begin

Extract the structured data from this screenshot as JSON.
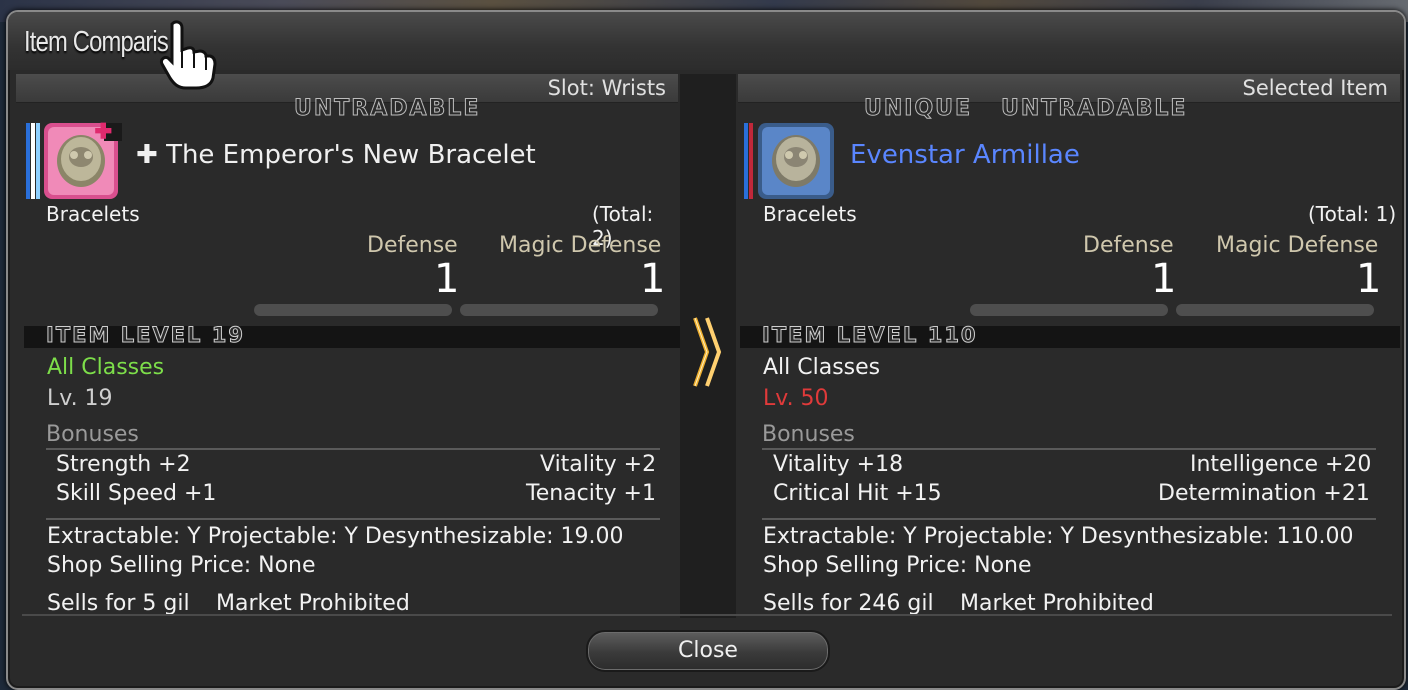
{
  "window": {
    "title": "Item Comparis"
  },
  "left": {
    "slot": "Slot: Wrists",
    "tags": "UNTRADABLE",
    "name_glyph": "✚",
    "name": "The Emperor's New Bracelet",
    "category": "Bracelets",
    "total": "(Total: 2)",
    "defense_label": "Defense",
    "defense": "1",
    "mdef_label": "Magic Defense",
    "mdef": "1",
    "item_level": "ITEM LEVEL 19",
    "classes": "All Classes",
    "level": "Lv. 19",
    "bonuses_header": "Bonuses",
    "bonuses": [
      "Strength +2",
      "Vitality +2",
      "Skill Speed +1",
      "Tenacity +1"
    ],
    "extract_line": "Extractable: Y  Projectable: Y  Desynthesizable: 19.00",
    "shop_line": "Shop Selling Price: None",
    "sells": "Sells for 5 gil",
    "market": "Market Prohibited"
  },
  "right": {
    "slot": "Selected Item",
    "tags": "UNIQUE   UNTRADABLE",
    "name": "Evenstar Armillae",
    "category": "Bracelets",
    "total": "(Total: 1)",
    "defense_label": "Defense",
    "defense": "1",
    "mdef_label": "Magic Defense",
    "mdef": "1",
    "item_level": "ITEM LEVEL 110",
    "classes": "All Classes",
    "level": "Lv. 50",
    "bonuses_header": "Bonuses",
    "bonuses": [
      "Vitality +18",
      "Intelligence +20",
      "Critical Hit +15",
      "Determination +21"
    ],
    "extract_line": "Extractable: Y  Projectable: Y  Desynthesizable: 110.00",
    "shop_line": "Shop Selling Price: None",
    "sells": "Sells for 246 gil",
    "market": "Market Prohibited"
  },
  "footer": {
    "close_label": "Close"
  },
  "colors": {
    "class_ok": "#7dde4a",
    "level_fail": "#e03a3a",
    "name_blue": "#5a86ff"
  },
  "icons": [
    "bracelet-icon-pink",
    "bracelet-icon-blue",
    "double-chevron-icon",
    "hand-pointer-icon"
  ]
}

end
begin

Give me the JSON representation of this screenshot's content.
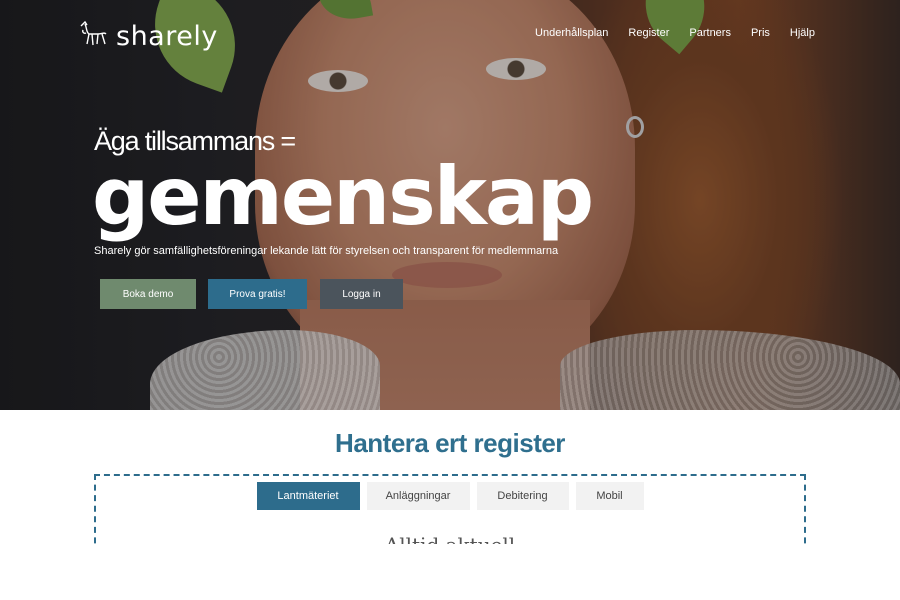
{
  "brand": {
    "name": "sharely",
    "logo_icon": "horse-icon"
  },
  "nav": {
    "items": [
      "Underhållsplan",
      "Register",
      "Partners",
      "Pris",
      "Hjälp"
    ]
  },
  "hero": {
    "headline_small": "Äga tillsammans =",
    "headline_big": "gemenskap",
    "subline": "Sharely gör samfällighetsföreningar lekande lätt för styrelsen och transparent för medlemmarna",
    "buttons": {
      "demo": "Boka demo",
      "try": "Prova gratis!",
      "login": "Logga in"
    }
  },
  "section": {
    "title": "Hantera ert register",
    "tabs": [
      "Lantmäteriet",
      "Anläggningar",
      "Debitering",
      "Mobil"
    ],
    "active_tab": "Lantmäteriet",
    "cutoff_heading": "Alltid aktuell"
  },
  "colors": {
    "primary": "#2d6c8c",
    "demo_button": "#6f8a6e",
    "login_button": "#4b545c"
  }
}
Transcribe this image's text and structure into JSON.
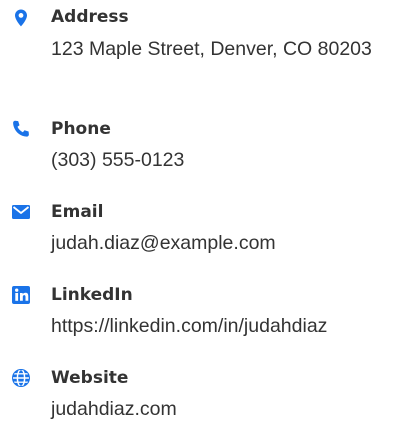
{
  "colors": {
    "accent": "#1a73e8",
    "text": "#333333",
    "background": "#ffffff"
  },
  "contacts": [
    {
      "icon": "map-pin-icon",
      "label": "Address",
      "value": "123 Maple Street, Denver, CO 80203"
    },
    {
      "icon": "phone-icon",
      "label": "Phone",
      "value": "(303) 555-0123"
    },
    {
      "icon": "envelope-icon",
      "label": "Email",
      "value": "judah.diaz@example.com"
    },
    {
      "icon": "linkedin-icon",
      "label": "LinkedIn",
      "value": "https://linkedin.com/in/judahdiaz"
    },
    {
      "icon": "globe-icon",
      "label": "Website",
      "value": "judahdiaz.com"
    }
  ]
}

end

Stated goal:
Read the entries above, then pull out the lines that include "UNTRADABLE".

Correct response:
    "tags": "UNTRADABLE",
    "tags": "UNIQUE   UNTRADABLE",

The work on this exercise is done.